### Exercise task
Copy out each line that has "西风吹老洞庭波" in it.

Data records:

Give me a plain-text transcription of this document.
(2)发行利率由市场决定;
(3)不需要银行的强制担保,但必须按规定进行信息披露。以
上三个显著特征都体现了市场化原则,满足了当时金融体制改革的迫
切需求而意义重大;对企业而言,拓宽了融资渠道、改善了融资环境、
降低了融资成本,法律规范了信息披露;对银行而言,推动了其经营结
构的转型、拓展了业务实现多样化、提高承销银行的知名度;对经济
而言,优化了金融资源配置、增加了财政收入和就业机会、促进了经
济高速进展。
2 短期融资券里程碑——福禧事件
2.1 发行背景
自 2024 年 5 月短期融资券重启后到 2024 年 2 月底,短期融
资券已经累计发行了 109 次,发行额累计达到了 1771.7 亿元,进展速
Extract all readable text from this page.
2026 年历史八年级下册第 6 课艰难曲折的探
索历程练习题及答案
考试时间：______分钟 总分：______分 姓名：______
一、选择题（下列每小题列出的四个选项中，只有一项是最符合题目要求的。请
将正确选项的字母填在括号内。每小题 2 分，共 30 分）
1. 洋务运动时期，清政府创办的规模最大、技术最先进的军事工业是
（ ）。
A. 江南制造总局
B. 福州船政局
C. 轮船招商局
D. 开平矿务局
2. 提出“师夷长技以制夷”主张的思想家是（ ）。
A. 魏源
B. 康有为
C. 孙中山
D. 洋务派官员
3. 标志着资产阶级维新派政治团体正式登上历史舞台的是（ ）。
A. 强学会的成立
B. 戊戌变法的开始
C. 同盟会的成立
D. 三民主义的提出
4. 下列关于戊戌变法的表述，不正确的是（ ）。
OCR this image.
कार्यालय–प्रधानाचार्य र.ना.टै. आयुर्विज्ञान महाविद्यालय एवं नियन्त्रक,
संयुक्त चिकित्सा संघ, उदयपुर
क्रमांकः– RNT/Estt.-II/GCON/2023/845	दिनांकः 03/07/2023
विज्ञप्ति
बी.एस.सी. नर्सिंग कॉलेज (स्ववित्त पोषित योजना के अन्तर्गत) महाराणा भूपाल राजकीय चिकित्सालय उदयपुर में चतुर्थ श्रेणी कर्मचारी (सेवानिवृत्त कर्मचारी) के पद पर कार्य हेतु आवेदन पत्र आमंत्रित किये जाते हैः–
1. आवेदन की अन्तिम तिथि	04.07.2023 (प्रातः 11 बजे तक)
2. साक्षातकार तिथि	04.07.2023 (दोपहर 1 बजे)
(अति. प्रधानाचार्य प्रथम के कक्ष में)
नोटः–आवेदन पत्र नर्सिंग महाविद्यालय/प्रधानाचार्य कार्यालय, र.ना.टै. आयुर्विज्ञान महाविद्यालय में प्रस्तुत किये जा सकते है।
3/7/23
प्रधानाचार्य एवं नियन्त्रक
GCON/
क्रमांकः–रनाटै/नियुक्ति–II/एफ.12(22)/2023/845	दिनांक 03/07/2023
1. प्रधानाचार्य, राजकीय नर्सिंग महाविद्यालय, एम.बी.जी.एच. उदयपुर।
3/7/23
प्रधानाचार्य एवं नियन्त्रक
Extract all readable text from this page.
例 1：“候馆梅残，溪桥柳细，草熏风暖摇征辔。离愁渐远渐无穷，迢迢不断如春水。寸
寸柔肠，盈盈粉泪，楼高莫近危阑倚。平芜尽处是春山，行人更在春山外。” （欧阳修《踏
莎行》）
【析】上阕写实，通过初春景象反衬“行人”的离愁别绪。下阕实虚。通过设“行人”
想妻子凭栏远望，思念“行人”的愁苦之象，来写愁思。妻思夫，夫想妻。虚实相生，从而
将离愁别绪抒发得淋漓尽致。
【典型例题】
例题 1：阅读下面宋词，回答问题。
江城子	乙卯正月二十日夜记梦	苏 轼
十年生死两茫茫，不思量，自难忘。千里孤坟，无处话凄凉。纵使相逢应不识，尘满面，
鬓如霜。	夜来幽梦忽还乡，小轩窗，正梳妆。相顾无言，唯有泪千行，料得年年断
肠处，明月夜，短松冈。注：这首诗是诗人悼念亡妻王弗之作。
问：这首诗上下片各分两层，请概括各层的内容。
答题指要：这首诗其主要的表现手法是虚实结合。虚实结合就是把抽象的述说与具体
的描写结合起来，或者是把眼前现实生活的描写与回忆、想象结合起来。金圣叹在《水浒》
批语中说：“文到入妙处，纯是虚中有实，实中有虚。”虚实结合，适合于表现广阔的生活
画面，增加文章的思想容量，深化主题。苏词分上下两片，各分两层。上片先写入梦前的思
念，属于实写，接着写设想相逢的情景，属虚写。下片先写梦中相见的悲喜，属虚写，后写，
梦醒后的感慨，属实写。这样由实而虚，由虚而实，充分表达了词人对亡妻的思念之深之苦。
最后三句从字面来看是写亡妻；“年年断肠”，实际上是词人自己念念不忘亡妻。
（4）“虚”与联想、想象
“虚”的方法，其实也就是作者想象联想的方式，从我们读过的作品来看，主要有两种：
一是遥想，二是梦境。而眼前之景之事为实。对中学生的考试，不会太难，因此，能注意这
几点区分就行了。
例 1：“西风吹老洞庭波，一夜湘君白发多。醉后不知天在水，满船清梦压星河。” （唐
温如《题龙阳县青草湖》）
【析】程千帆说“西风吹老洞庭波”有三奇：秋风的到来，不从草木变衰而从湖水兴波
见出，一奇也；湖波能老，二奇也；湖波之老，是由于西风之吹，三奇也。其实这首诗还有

### Answer for the task
例 1：“西风吹老洞庭波，一夜湘君白发多。醉后不知天在水，满船清梦压星河。” （唐
【析】程千帆说“西风吹老洞庭波”有三奇：秋风的到来，不从草木变衰而从湖水兴波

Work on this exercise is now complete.